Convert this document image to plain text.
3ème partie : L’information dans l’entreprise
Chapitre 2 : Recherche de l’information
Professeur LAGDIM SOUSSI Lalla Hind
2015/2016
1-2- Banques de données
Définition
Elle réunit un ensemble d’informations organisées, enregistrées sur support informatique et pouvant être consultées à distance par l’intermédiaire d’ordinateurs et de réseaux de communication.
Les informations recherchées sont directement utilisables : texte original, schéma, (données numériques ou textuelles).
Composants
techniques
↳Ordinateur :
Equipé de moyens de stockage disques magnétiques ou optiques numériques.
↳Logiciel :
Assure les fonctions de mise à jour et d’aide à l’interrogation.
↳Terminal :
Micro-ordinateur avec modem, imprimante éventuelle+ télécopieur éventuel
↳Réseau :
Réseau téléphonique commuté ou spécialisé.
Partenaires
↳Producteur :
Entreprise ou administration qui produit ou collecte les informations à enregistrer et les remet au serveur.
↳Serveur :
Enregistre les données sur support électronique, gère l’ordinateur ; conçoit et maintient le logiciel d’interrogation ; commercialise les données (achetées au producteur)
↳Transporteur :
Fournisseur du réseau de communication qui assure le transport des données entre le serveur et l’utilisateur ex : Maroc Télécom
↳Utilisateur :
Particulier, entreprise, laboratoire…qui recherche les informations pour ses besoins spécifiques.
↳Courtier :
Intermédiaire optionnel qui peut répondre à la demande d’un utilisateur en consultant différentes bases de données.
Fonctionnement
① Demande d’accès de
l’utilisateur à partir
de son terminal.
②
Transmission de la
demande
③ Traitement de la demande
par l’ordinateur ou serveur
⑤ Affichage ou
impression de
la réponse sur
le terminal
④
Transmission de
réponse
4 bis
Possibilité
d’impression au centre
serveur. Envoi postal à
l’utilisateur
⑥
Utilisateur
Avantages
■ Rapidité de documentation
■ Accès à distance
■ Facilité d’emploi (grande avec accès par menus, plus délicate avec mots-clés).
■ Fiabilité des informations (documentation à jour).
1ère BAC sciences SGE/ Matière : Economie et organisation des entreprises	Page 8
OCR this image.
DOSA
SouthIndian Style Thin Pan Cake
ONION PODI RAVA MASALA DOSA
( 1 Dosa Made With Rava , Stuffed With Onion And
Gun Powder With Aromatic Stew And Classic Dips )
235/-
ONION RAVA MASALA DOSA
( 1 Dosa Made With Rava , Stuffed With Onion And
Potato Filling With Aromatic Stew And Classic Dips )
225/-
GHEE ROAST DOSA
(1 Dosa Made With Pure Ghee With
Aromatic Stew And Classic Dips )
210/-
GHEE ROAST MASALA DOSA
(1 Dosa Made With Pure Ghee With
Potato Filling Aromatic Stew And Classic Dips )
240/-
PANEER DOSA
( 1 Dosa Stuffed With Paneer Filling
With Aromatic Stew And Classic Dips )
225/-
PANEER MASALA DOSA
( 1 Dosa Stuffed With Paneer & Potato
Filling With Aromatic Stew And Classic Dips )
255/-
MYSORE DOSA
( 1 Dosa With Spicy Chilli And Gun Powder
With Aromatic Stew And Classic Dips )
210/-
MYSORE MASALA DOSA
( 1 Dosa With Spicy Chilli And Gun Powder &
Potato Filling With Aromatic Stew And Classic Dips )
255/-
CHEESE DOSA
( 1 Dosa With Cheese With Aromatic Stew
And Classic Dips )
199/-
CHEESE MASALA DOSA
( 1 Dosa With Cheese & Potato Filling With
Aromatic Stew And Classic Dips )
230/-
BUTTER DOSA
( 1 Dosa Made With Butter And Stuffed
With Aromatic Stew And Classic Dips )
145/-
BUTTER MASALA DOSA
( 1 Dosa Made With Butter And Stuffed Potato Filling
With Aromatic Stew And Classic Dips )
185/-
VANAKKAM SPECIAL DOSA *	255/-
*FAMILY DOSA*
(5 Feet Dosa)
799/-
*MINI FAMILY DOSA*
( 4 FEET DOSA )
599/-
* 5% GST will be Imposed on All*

To be done: Repeat the lines above exactly.

Task output:
Convert this document image to plain text.
3ème partie : L’information dans l’entreprise
Chapitre 2 : Recherche de l’information
Professeur LAGDIM SOUSSI Lalla Hind
2015/2016
1-2- Banques de données
Définition
Elle réunit un ensemble d’informations organisées, enregistrées sur support informatique et pouvant être consultées à distance par l’intermédiaire d’ordinateurs et de réseaux de communication.
Les informations recherchées sont directement utilisables : texte original, schéma, (données numériques ou textuelles).
Composants
techniques
↳Ordinateur :
Equipé de moyens de stockage disques magnétiques ou optiques numériques.
↳Logiciel :
Assure les fonctions de mise à jour et d’aide à l’interrogation.
↳Terminal :
Micro-ordinateur avec modem, imprimante éventuelle+ télécopieur éventuel
↳Réseau :
Réseau téléphonique commuté ou spécialisé.
Partenaires
↳Producteur :
Entreprise ou administration qui produit ou collecte les informations à enregistrer et les remet au serveur.
↳Serveur :
Enregistre les données sur support électronique, gère l’ordinateur ; conçoit et maintient le logiciel d’interrogation ; commercialise les données (achetées au producteur)
↳Transporteur :
Fournisseur du réseau de communication qui assure le transport des données entre le serveur et l’utilisateur ex : Maroc Télécom
↳Utilisateur :
Particulier, entreprise, laboratoire…qui recherche les informations pour ses besoins spécifiques.
↳Courtier :
Intermédiaire optionnel qui peut répondre à la demande d’un utilisateur en consultant différentes bases de données.
Fonctionnement
① Demande d’accès de
l’utilisateur à partir
de son terminal.
②
Transmission de la
demande
③ Traitement de la demande
par l’ordinateur ou serveur
⑤ Affichage ou
impression de
la réponse sur
le terminal
④
Transmission de
réponse
4 bis
Possibilité
d’impression au centre
serveur. Envoi postal à
l’utilisateur
⑥
Utilisateur
Avantages
■ Rapidité de documentation
■ Accès à distance
■ Facilité d’emploi (grande avec accès par menus, plus délicate avec mots-clés).
■ Fiabilité des informations (documentation à jour).
1ère BAC sciences SGE/ Matière : Economie et organisation des entreprises	Page 8
OCR this image.
DOSA
SouthIndian Style Thin Pan Cake
ONION PODI RAVA MASALA DOSA
( 1 Dosa Made With Rava , Stuffed With Onion And
Gun Powder With Aromatic Stew And Classic Dips )
235/-
ONION RAVA MASALA DOSA
( 1 Dosa Made With Rava , Stuffed With Onion And
Potato Filling With Aromatic Stew And Classic Dips )
225/-
GHEE ROAST DOSA
(1 Dosa Made With Pure Ghee With
Aromatic Stew And Classic Dips )
210/-
GHEE ROAST MASALA DOSA
(1 Dosa Made With Pure Ghee With
Potato Filling Aromatic Stew And Classic Dips )
240/-
PANEER DOSA
( 1 Dosa Stuffed With Paneer Filling
With Aromatic Stew And Classic Dips )
225/-
PANEER MASALA DOSA
( 1 Dosa Stuffed With Paneer & Potato
Filling With Aromatic Stew And Classic Dips )
255/-
MYSORE DOSA
( 1 Dosa With Spicy Chilli And Gun Powder
With Aromatic Stew And Classic Dips )
210/-
MYSORE MASALA DOSA
( 1 Dosa With Spicy Chilli And Gun Powder &
Potato Filling With Aromatic Stew And Classic Dips )
255/-
CHEESE DOSA
( 1 Dosa With Cheese With Aromatic Stew
And Classic Dips )
199/-
CHEESE MASALA DOSA
( 1 Dosa With Cheese & Potato Filling With
Aromatic Stew And Classic Dips )
230/-
BUTTER DOSA
( 1 Dosa Made With Butter And Stuffed
With Aromatic Stew And Classic Dips )
145/-
BUTTER MASALA DOSA
( 1 Dosa Made With Butter And Stuffed Potato Filling
With Aromatic Stew And Classic Dips )
185/-
VANAKKAM SPECIAL DOSA *	255/-
*FAMILY DOSA*
(5 Feet Dosa)
799/-
*MINI FAMILY DOSA*
( 4 FEET DOSA )
599/-
* 5% GST will be Imposed on All*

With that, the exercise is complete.